## YOUR ASSIGNMENT
In the lines below, look for "average". Copy each line where it appears.

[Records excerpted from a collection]

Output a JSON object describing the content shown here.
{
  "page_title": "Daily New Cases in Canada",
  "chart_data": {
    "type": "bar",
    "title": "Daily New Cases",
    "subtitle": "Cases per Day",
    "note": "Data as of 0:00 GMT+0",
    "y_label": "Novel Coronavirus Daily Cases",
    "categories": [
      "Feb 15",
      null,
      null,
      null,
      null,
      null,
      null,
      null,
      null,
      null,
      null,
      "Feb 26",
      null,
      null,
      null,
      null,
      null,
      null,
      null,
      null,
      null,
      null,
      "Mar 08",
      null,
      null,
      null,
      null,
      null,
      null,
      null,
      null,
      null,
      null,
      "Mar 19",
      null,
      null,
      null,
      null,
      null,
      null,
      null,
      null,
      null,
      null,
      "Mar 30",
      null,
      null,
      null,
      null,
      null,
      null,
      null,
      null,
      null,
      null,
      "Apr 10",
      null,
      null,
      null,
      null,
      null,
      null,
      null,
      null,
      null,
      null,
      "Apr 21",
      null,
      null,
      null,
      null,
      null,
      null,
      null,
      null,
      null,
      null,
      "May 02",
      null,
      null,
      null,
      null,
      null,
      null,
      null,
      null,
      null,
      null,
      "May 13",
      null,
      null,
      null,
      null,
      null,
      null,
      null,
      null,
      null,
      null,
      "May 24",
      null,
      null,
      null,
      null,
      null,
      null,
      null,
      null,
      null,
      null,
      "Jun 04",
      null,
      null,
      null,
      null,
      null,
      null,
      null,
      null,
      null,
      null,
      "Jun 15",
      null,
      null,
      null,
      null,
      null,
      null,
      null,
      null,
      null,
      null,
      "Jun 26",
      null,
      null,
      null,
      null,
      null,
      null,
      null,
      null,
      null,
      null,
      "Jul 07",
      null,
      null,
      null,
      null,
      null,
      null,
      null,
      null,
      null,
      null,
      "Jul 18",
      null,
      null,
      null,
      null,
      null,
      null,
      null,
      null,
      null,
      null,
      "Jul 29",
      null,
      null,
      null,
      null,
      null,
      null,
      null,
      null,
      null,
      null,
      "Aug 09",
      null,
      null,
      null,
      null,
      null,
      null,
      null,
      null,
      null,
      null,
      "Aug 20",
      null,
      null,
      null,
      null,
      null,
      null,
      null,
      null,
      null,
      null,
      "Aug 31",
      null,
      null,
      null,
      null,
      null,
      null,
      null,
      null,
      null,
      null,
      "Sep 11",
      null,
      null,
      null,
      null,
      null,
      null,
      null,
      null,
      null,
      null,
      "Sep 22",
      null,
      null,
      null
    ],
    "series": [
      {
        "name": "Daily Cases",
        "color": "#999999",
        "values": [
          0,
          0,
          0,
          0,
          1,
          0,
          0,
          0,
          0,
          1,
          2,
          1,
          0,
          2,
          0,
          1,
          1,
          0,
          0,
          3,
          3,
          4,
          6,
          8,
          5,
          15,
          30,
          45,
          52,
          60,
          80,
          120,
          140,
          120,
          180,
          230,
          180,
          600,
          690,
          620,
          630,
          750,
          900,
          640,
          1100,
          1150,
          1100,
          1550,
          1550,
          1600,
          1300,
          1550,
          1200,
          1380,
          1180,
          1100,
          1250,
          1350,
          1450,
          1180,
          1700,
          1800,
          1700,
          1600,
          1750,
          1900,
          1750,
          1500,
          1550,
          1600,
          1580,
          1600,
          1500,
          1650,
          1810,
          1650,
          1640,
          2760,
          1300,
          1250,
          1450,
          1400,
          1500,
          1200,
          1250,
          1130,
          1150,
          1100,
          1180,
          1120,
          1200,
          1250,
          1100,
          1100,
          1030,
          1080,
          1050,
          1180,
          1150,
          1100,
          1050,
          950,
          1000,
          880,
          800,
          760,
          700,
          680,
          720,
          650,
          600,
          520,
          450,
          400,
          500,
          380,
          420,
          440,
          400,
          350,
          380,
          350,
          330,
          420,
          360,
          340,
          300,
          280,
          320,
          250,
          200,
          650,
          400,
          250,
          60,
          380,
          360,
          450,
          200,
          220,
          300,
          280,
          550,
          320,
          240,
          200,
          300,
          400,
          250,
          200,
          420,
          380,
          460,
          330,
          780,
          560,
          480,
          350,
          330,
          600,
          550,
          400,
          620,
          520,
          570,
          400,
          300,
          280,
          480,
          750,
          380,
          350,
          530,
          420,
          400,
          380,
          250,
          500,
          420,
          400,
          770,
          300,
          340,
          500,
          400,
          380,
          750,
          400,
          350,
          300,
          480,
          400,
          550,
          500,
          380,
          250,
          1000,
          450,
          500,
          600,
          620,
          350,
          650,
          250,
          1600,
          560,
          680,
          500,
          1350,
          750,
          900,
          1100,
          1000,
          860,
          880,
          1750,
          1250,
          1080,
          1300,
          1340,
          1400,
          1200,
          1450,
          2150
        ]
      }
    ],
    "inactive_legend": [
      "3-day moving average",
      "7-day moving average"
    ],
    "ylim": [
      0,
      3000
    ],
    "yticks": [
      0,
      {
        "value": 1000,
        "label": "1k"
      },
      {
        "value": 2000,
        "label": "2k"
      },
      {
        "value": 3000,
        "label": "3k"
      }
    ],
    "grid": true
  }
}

## SOLUTION FOR THIS TASK
      "3-day moving average",
      "7-day moving average"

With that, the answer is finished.